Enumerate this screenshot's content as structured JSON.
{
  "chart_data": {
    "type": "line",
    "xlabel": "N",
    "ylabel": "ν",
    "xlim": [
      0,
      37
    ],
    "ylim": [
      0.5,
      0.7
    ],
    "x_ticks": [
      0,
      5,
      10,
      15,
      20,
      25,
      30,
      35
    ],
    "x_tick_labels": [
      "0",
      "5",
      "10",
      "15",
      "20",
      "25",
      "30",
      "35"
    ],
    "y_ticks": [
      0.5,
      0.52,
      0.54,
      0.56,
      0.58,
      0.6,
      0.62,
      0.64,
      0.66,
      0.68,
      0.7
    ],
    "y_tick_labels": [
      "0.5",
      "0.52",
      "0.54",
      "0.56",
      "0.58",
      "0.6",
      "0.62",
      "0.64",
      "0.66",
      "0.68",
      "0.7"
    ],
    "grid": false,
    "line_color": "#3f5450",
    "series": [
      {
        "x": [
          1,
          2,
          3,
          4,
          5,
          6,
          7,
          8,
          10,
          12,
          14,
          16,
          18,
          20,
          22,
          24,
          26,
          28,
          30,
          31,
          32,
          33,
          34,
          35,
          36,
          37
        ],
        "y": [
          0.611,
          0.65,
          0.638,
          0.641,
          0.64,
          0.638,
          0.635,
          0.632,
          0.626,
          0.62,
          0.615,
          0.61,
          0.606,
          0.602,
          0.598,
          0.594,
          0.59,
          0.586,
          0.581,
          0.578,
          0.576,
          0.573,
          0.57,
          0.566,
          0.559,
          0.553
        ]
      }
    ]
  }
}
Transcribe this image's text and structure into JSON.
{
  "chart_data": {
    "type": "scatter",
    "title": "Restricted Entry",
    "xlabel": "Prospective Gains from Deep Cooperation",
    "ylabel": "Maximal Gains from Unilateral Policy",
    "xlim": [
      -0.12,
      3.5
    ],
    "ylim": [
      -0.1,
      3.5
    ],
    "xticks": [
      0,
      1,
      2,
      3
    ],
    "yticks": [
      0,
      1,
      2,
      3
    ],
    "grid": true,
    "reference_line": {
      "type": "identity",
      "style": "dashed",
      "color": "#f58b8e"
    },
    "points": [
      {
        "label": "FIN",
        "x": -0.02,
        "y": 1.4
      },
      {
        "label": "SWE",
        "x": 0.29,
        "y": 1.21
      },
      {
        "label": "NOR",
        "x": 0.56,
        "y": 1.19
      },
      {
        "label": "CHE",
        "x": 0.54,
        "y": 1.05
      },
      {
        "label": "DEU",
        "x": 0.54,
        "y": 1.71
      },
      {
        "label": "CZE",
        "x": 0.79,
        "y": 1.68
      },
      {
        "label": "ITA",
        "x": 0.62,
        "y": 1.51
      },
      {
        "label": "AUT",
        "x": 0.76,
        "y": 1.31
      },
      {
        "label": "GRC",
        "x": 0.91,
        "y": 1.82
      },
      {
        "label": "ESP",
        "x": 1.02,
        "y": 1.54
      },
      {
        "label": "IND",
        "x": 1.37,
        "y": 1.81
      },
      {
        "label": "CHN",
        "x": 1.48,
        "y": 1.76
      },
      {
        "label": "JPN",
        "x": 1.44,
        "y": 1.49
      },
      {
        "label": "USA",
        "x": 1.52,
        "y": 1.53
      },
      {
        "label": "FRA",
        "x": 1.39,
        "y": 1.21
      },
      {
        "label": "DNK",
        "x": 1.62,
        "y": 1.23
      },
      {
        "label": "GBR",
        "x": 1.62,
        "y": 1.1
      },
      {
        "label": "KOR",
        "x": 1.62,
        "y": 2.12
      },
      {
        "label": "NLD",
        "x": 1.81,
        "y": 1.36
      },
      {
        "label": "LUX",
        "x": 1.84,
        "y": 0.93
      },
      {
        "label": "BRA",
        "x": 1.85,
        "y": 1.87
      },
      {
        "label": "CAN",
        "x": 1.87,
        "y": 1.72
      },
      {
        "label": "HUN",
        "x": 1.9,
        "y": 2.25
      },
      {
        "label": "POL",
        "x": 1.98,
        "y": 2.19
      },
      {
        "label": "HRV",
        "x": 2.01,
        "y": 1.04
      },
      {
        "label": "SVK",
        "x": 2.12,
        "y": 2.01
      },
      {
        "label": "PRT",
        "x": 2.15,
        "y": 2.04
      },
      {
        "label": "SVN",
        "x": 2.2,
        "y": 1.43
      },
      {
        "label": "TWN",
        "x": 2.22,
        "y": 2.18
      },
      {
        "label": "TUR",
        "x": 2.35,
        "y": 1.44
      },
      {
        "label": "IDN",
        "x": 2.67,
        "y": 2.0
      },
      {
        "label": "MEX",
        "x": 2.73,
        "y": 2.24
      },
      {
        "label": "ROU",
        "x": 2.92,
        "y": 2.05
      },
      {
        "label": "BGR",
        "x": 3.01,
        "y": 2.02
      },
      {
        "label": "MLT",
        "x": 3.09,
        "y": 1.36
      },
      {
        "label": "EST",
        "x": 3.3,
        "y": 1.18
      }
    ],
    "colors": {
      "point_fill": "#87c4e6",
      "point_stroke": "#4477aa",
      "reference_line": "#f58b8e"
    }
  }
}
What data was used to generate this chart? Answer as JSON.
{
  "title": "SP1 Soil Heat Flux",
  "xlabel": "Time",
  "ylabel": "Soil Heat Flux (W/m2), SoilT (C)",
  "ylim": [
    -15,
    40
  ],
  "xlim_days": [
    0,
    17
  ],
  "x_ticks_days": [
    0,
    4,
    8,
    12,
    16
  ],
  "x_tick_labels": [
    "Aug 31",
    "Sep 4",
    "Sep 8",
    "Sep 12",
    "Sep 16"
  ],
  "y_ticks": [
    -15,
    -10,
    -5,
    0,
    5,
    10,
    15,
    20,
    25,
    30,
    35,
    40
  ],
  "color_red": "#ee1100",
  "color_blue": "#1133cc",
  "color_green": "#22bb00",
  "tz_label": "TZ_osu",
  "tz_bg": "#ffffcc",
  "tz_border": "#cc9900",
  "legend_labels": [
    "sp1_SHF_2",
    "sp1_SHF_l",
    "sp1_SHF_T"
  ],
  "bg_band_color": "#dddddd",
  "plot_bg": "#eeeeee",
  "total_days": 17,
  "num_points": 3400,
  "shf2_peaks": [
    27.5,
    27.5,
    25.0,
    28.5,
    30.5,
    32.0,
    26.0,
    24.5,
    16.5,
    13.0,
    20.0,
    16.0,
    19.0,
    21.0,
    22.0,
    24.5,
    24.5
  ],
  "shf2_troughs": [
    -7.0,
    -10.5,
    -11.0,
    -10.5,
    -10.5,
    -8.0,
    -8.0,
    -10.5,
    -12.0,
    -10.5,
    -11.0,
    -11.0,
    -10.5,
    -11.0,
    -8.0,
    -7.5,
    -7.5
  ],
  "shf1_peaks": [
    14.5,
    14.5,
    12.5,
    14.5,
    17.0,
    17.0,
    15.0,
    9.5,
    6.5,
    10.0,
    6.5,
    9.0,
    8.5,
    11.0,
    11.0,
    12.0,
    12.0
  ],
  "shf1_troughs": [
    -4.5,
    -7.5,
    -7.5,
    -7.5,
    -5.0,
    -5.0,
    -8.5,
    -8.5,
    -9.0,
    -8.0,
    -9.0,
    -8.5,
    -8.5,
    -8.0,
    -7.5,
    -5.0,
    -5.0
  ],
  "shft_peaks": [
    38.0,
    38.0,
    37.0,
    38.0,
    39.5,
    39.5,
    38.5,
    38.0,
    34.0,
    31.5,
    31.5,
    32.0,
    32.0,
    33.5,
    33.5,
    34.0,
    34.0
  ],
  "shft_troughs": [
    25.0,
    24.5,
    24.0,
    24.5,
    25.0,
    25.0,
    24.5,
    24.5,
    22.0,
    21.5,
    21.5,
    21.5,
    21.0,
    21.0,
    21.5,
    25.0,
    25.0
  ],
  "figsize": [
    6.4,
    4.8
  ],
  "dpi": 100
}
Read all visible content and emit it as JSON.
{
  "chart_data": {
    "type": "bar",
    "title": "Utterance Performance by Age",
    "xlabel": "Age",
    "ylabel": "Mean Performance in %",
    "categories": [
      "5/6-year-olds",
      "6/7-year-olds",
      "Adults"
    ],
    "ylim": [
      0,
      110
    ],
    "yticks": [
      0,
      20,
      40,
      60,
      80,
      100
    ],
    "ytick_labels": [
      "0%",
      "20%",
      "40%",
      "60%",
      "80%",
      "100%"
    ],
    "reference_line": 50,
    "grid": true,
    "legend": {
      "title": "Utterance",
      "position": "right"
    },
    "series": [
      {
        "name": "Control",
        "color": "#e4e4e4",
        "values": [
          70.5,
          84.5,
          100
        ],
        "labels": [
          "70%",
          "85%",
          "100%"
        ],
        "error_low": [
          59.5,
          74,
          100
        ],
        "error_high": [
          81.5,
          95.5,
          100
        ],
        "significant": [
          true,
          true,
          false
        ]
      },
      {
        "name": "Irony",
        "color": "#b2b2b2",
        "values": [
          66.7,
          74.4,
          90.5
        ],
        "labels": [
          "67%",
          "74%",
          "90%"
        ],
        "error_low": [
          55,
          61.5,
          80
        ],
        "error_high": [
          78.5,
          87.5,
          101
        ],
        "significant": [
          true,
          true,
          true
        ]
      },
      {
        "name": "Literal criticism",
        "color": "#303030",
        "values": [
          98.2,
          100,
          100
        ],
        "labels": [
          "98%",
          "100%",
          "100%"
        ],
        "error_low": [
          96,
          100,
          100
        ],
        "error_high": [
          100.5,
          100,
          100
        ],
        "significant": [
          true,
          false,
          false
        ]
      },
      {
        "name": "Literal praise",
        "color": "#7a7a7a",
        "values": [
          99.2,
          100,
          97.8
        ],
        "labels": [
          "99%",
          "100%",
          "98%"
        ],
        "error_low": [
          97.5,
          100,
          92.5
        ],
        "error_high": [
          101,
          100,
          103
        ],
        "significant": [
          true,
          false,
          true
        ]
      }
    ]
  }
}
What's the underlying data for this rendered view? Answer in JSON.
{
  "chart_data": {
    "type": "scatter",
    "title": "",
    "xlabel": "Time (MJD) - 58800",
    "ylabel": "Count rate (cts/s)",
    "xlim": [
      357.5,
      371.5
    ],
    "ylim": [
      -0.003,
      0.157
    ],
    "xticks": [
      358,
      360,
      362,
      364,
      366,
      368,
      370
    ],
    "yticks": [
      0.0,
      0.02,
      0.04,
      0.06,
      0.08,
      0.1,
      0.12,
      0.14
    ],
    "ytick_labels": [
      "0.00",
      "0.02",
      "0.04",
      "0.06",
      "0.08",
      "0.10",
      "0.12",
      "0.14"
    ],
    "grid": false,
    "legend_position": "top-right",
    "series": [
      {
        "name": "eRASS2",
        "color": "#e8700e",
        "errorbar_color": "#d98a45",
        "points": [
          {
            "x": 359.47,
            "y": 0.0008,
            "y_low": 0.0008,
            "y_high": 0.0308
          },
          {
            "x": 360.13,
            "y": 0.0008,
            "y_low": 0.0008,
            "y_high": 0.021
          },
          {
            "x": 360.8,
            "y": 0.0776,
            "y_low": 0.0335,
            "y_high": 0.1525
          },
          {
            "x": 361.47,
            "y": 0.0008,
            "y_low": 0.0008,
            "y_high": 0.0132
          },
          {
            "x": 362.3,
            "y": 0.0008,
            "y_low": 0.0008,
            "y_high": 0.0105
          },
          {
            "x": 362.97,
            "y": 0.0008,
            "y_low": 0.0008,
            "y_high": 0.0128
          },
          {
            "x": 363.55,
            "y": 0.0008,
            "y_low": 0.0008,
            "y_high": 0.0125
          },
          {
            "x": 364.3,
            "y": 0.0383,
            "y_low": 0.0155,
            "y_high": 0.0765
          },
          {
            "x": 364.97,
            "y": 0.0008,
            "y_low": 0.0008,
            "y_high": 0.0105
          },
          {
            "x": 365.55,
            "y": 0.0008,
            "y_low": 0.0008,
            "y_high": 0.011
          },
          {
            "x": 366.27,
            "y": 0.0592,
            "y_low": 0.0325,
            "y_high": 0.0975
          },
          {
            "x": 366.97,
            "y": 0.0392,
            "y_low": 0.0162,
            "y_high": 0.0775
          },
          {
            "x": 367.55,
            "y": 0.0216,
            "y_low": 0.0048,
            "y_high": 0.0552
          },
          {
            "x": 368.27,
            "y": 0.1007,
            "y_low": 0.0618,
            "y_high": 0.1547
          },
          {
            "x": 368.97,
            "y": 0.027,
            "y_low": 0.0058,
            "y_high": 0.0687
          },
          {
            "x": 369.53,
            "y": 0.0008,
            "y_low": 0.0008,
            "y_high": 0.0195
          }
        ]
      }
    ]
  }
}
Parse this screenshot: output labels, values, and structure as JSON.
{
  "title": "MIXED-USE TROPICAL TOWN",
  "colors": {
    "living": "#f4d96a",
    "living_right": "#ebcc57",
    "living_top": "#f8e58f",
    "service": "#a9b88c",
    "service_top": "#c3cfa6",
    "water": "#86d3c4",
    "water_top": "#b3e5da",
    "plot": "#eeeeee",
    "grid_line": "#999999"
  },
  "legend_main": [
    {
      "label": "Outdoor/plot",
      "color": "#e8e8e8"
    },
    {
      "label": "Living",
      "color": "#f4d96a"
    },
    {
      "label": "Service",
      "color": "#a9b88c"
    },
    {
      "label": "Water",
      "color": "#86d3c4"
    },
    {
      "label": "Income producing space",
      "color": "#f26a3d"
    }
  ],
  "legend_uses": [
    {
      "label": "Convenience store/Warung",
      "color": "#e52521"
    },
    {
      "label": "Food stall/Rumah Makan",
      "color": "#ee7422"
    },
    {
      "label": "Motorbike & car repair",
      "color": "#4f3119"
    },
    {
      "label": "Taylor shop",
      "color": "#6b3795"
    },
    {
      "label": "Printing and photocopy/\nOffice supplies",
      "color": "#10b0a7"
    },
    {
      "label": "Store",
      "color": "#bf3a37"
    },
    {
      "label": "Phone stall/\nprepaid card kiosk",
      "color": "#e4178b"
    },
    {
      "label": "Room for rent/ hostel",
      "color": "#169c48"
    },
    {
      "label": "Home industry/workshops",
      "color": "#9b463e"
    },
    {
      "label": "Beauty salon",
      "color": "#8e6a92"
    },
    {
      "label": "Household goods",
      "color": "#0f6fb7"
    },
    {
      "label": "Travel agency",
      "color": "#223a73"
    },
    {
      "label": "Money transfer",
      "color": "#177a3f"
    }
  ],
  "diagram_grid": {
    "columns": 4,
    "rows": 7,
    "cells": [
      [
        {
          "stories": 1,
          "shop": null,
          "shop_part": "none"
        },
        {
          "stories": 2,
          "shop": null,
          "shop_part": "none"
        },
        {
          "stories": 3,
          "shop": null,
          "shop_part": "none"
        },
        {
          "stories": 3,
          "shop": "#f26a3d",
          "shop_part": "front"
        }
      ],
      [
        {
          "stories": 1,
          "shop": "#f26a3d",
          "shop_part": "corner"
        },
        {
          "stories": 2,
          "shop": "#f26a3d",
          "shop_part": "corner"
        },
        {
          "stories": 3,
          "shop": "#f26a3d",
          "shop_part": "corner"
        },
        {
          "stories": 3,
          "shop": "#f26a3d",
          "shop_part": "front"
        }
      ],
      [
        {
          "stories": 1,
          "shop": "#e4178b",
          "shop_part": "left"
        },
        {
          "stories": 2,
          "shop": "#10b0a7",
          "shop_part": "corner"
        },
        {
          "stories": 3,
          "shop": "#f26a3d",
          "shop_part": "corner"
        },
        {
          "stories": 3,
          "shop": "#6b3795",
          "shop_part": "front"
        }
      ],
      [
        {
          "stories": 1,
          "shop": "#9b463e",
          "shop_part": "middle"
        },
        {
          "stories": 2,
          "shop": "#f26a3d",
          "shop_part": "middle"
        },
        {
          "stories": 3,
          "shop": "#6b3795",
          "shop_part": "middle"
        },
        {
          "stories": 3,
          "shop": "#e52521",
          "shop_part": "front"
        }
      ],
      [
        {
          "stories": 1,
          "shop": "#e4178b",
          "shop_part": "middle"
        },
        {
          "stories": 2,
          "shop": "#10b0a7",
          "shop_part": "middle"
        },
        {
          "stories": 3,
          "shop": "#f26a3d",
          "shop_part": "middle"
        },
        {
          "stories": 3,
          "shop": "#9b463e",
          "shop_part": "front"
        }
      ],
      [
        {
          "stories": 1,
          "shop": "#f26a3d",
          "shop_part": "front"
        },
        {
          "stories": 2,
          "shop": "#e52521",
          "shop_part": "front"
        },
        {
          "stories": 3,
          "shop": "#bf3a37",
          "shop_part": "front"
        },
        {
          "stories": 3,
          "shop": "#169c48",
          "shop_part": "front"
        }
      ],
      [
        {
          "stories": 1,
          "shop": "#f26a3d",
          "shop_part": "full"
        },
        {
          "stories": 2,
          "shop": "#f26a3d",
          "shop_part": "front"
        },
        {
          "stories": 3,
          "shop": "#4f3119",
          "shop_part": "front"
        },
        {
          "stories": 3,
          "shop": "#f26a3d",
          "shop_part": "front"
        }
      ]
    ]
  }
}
◆ ◆ ◆ ◆ ◆
== EXERCISE OBJECTIVE ==
Of the lines above, how many hold the word "type"? Say the number alone.

== COMPLETED EXERCISE ==
5